Written instruction>
Please print the full listing exactly.

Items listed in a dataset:

------------------------------

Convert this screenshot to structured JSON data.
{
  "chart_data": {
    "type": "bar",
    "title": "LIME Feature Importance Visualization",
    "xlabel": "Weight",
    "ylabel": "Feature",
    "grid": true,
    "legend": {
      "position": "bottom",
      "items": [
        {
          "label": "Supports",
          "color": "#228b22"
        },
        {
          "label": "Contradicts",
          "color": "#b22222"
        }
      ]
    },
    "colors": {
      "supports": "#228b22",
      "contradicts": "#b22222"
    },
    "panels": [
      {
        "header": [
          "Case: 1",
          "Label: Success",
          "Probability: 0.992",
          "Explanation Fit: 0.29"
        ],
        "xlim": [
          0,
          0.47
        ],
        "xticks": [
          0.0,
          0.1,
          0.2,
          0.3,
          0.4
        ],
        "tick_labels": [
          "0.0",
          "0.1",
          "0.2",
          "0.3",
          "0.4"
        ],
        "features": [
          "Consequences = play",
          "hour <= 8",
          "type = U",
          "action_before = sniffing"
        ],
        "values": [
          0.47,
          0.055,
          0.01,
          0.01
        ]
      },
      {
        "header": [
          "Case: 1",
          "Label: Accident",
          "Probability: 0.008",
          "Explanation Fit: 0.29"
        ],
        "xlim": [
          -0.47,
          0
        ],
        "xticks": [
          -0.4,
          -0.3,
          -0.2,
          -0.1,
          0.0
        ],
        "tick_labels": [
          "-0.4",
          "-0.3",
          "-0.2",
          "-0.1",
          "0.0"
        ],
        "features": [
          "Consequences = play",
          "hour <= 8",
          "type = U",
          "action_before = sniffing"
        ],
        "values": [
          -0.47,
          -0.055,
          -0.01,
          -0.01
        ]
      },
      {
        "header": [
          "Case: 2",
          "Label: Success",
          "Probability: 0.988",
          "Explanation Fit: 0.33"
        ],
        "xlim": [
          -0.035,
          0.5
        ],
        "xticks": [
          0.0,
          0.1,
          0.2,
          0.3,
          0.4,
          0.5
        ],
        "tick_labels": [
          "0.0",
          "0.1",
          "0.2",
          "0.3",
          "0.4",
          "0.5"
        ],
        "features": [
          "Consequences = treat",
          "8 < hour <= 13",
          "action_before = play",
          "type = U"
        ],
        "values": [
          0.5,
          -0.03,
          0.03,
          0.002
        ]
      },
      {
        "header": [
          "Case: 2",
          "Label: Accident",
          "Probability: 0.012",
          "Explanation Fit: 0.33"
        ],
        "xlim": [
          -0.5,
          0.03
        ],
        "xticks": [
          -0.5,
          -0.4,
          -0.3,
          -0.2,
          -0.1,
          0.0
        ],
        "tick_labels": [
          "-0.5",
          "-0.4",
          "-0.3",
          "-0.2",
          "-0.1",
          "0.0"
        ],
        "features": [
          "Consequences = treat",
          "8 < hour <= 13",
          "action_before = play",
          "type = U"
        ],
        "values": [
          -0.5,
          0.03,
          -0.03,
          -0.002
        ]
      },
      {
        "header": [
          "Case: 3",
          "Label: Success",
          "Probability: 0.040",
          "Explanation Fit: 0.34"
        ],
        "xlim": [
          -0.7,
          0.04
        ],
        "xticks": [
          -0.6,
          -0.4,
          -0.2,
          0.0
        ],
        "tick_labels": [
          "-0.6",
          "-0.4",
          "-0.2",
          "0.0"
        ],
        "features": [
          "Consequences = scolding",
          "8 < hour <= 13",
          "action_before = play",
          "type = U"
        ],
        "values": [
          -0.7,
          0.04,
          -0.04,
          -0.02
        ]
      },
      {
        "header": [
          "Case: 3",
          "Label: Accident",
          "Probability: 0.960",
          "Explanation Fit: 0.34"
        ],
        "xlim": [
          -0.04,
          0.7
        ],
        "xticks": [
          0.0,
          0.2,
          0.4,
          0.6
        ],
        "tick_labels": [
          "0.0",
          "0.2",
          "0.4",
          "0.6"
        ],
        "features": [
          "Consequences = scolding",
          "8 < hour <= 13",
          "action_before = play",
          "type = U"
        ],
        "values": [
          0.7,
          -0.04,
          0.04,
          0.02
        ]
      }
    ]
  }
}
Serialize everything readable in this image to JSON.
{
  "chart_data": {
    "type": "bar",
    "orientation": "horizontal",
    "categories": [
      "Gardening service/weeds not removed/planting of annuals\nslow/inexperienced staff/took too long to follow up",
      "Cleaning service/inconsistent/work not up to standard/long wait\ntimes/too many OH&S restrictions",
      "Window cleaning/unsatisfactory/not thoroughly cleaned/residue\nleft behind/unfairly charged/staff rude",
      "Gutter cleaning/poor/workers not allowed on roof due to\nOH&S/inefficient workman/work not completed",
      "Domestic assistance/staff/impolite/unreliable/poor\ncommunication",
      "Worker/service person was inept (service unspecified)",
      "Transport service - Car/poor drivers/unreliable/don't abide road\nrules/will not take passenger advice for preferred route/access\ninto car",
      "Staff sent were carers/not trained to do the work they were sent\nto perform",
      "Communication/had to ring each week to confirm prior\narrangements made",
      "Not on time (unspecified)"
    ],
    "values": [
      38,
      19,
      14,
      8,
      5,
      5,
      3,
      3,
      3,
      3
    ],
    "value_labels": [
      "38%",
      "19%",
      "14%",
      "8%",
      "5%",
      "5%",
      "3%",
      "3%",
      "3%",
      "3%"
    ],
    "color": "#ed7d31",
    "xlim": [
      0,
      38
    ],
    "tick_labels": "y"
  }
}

------------------------------

Reply>
Convert this screenshot to structured JSON data.
{
  "chart_data": {
    "type": "bar",
    "title": "LIME Feature Importance Visualization",
    "xlabel": "Weight",
    "ylabel": "Feature",
    "grid": true,
    "legend": {
      "position": "bottom",
      "items": [
        {
          "label": "Supports",
          "color": "#228b22"
        },
        {
          "label": "Contradicts",
          "color": "#b22222"
        }
      ]
    },
    "colors": {
      "supports": "#228b22",
      "contradicts": "#b22222"
    },
    "panels": [
      {
        "header": [
          "Case: 1",
          "Label: Success",
          "Probability: 0.992",
          "Explanation Fit: 0.29"
        ],
        "xlim": [
          0,
          0.47
        ],
        "xticks": [
          0.0,
          0.1,
          0.2,
          0.3,
          0.4
        ],
        "tick_labels": [
          "0.0",
          "0.1",
          "0.2",
          "0.3",
          "0.4"
        ],
        "features": [
          "Consequences = play",
          "hour <= 8",
          "type = U",
          "action_before = sniffing"
        ],
        "values": [
          0.47,
          0.055,
          0.01,
          0.01
        ]
      },
      {
        "header": [
          "Case: 1",
          "Label: Accident",
          "Probability: 0.008",
          "Explanation Fit: 0.29"
        ],
        "xlim": [
          -0.47,
          0
        ],
        "xticks": [
          -0.4,
          -0.3,
          -0.2,
          -0.1,
          0.0
        ],
        "tick_labels": [
          "-0.4",
          "-0.3",
          "-0.2",
          "-0.1",
          "0.0"
        ],
        "features": [
          "Consequences = play",
          "hour <= 8",
          "type = U",
          "action_before = sniffing"
        ],
        "values": [
          -0.47,
          -0.055,
          -0.01,
          -0.01
        ]
      },
      {
        "header": [
          "Case: 2",
          "Label: Success",
          "Probability: 0.988",
          "Explanation Fit: 0.33"
        ],
        "xlim": [
          -0.035,
          0.5
        ],
        "xticks": [
          0.0,
          0.1,
          0.2,
          0.3,
          0.4,
          0.5
        ],
        "tick_labels": [
          "0.0",
          "0.1",
          "0.2",
          "0.3",
          "0.4",
          "0.5"
        ],
        "features": [
          "Consequences = treat",
          "8 < hour <= 13",
          "action_before = play",
          "type = U"
        ],
        "values": [
          0.5,
          -0.03,
          0.03,
          0.002
        ]
      },
      {
        "header": [
          "Case: 2",
          "Label: Accident",
          "Probability: 0.012",
          "Explanation Fit: 0.33"
        ],
        "xlim": [
          -0.5,
          0.03
        ],
        "xticks": [
          -0.5,
          -0.4,
          -0.3,
          -0.2,
          -0.1,
          0.0
        ],
        "tick_labels": [
          "-0.5",
          "-0.4",
          "-0.3",
          "-0.2",
          "-0.1",
          "0.0"
        ],
        "features": [
          "Consequences = treat",
          "8 < hour <= 13",
          "action_before = play",
          "type = U"
        ],
        "values": [
          -0.5,
          0.03,
          -0.03,
          -0.002
        ]
      },
      {
        "header": [
          "Case: 3",
          "Label: Success",
          "Probability: 0.040",
          "Explanation Fit: 0.34"
        ],
        "xlim": [
          -0.7,
          0.04
        ],
        "xticks": [
          -0.6,
          -0.4,
          -0.2,
          0.0
        ],
        "tick_labels": [
          "-0.6",
          "-0.4",
          "-0.2",
          "0.0"
        ],
        "features": [
          "Consequences = scolding",
          "8 < hour <= 13",
          "action_before = play",
          "type = U"
        ],
        "values": [
          -0.7,
          0.04,
          -0.04,
          -0.02
        ]
      },
      {
        "header": [
          "Case: 3",
          "Label: Accident",
          "Probability: 0.960",
          "Explanation Fit: 0.34"
        ],
        "xlim": [
          -0.04,
          0.7
        ],
        "xticks": [
          0.0,
          0.2,
          0.4,
          0.6
        ],
        "tick_labels": [
          "0.0",
          "0.2",
          "0.4",
          "0.6"
        ],
        "features": [
          "Consequences = scolding",
          "8 < hour <= 13",
          "action_before = play",
          "type = U"
        ],
        "values": [
          0.7,
          -0.04,
          0.04,
          0.02
        ]
      }
    ]
  }
}
Serialize everything readable in this image to JSON.
{
  "chart_data": {
    "type": "bar",
    "orientation": "horizontal",
    "categories": [
      "Gardening service/weeds not removed/planting of annuals\nslow/inexperienced staff/took too long to follow up",
      "Cleaning service/inconsistent/work not up to standard/long wait\ntimes/too many OH&S restrictions",
      "Window cleaning/unsatisfactory/not thoroughly cleaned/residue\nleft behind/unfairly charged/staff rude",
      "Gutter cleaning/poor/workers not allowed on roof due to\nOH&S/inefficient workman/work not completed",
      "Domestic assistance/staff/impolite/unreliable/poor\ncommunication",
      "Worker/service person was inept (service unspecified)",
      "Transport service - Car/poor drivers/unreliable/don't abide road\nrules/will not take passenger advice for preferred route/access\ninto car",
      "Staff sent were carers/not trained to do the work they were sent\nto perform",
      "Communication/had to ring each week to confirm prior\narrangements made",
      "Not on time (unspecified)"
    ],
    "values": [
      38,
      19,
      14,
      8,
      5,
      5,
      3,
      3,
      3,
      3
    ],
    "value_labels": [
      "38%",
      "19%",
      "14%",
      "8%",
      "5%",
      "5%",
      "3%",
      "3%",
      "3%",
      "3%"
    ],
    "color": "#ed7d31",
    "xlim": [
      0,
      38
    ],
    "tick_labels": "y"
  }
}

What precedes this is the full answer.